**Short exercise:**
Look through the material below. Copy every line with the string "name" in it.

**Material for the task:**
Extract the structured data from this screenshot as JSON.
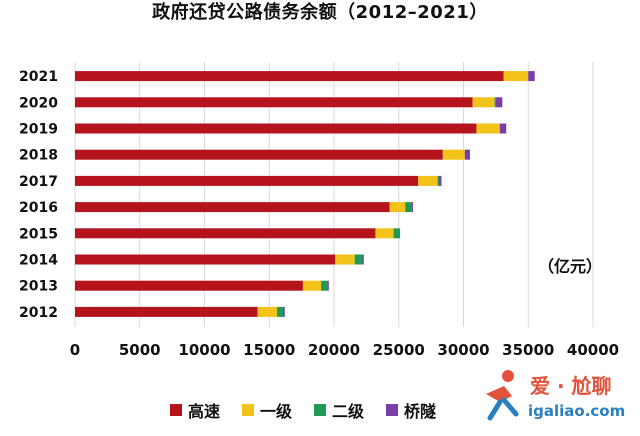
{
  "chart_data": {
    "type": "bar",
    "orientation": "horizontal",
    "stacked": true,
    "title": "政府还贷公路债务余额（2012–2021）",
    "unit_label": "（亿元）",
    "categories": [
      "2021",
      "2020",
      "2019",
      "2018",
      "2017",
      "2016",
      "2015",
      "2014",
      "2013",
      "2012"
    ],
    "series": [
      {
        "name": "高速",
        "color": "#b5141d",
        "values": [
          33100,
          30700,
          31000,
          28400,
          26500,
          24300,
          23200,
          20100,
          17600,
          14100
        ]
      },
      {
        "name": "一级",
        "color": "#f3c319",
        "values": [
          1900,
          1700,
          1800,
          1700,
          1500,
          1200,
          1400,
          1500,
          1400,
          1500
        ]
      },
      {
        "name": "二级",
        "color": "#1f9a57",
        "values": [
          0,
          100,
          0,
          0,
          100,
          500,
          500,
          600,
          500,
          500
        ]
      },
      {
        "name": "桥隧",
        "color": "#7a3fa6",
        "values": [
          500,
          500,
          500,
          400,
          200,
          100,
          0,
          100,
          100,
          100
        ]
      }
    ],
    "x_ticks": [
      0,
      5000,
      10000,
      15000,
      20000,
      25000,
      30000,
      35000,
      40000
    ],
    "xlim": [
      0,
      40000
    ],
    "grid": "vertical",
    "legend_position": "bottom"
  },
  "watermark": {
    "line1": "爱 · 尬聊",
    "line2": "igaliao.com"
  }
}
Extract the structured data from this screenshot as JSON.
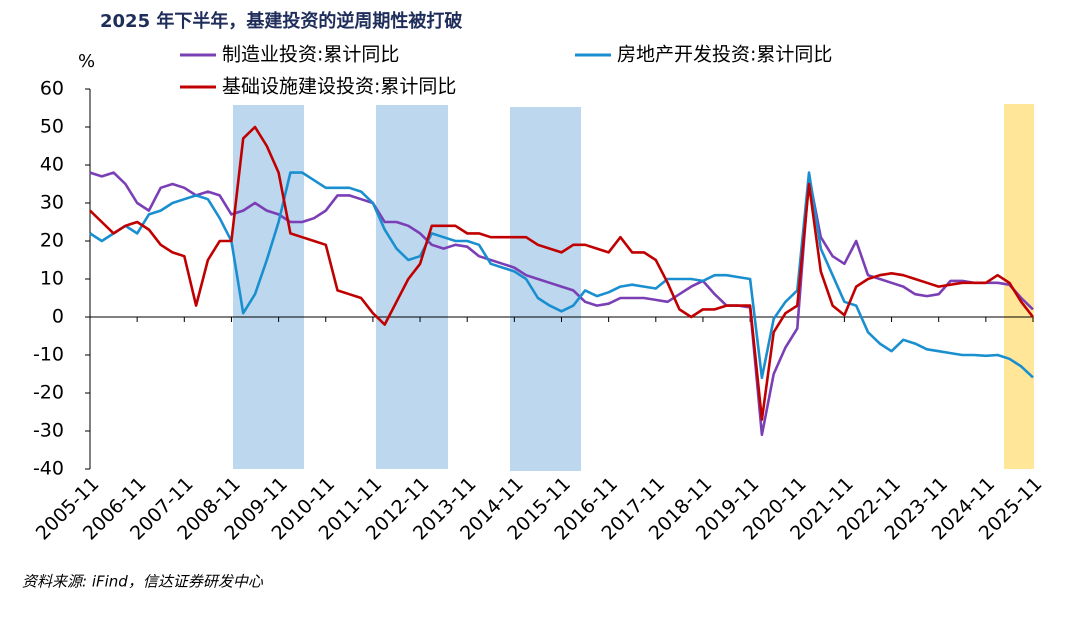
{
  "chart_data": {
    "type": "line",
    "title": "2025 年下半年，基建投资的逆周期性被打破",
    "y_label": "%",
    "source": "资料来源: iFind，信达证券研发中心",
    "categories": [
      "2005-11",
      null,
      null,
      null,
      "2006-11",
      null,
      null,
      null,
      "2007-11",
      null,
      null,
      null,
      "2008-11",
      null,
      null,
      null,
      "2009-11",
      null,
      null,
      null,
      "2010-11",
      null,
      null,
      null,
      "2011-11",
      null,
      null,
      null,
      "2012-11",
      null,
      null,
      null,
      "2013-11",
      null,
      null,
      null,
      "2014-11",
      null,
      null,
      null,
      "2015-11",
      null,
      null,
      null,
      "2016-11",
      null,
      null,
      null,
      "2017-11",
      null,
      null,
      null,
      "2018-11",
      null,
      null,
      null,
      "2019-11",
      null,
      null,
      null,
      "2020-11",
      null,
      null,
      null,
      "2021-11",
      null,
      null,
      null,
      "2022-11",
      null,
      null,
      null,
      "2023-11",
      null,
      null,
      null,
      "2024-11",
      null,
      null,
      null,
      "2025-11"
    ],
    "series": [
      {
        "name": "制造业投资:累计同比",
        "color": "#7b3fb5",
        "values": [
          38,
          37,
          38,
          35,
          30,
          28,
          34,
          35,
          34,
          32,
          33,
          32,
          27,
          28,
          30,
          28,
          27,
          25,
          25,
          26,
          28,
          32,
          32,
          31,
          30,
          25,
          25,
          24,
          22,
          19,
          18,
          19,
          18.5,
          16,
          15,
          14,
          13,
          11,
          10,
          9,
          8,
          7,
          4,
          3,
          3.5,
          5,
          5,
          5,
          4.5,
          4,
          6,
          8,
          9.5,
          6,
          3,
          3,
          2.5,
          -31,
          -15,
          -8,
          -3,
          37,
          21,
          16,
          14,
          20,
          11,
          10,
          9,
          8,
          6,
          5.5,
          6,
          9.5,
          9.5,
          9,
          9,
          9,
          8.5,
          5,
          2
        ]
      },
      {
        "name": "房地产开发投资:累计同比",
        "color": "#1a8fd0",
        "values": [
          22,
          20,
          22,
          24,
          22,
          27,
          28,
          30,
          31,
          32,
          31,
          26,
          20,
          1,
          6,
          15,
          25,
          38,
          38,
          36,
          34,
          34,
          34,
          33,
          30,
          23,
          18,
          15,
          16,
          22,
          21,
          20,
          20,
          19,
          14,
          13,
          12,
          10,
          5,
          3,
          1.5,
          3,
          7,
          5.5,
          6.5,
          8,
          8.5,
          8,
          7.5,
          10,
          10,
          10,
          9.5,
          11,
          11,
          10.5,
          10,
          -16,
          -0.5,
          4,
          7,
          38,
          18,
          11,
          4,
          3,
          -4,
          -7,
          -9,
          -6,
          -7,
          -8.5,
          -9,
          -9.5,
          -10,
          -10,
          -10.2,
          -10,
          -11,
          -13,
          -15.9
        ]
      },
      {
        "name": "基础设施建设投资:累计同比",
        "color": "#c00000",
        "values": [
          28,
          25,
          22,
          24,
          25,
          23,
          19,
          17,
          16,
          3,
          15,
          20,
          20,
          47,
          50,
          45,
          38,
          22,
          21,
          20,
          19,
          7,
          6,
          5,
          1,
          -2,
          4,
          10,
          14,
          24,
          24,
          24,
          22,
          22,
          21,
          21,
          21,
          21,
          19,
          18,
          17,
          19,
          19,
          18,
          17,
          21,
          17,
          17,
          15,
          9,
          2,
          0,
          2,
          2,
          3,
          3,
          3,
          -27,
          -4,
          1,
          3,
          35,
          12,
          3,
          0.5,
          8,
          10,
          11,
          11.5,
          11,
          10,
          9,
          8,
          8.5,
          9,
          9,
          9,
          11,
          9,
          4,
          0
        ]
      }
    ],
    "ylim": [
      -40,
      60
    ],
    "yticks": [
      -40,
      -30,
      -20,
      -10,
      0,
      10,
      20,
      30,
      40,
      50,
      60
    ]
  }
}
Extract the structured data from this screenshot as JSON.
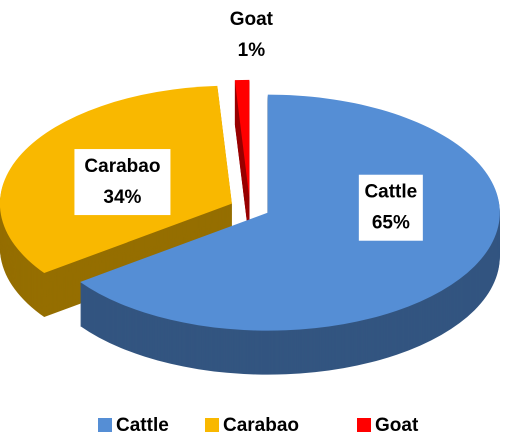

**Task output:**
        "name": "高速",
        "name": "一级",
        "name": "二级",
        "name": "桥隧",
        "name": "制造业投资:累计同比",
        "name": "房地产开发投资:累计同比",
        "name": "基础设施建设投资:累计同比",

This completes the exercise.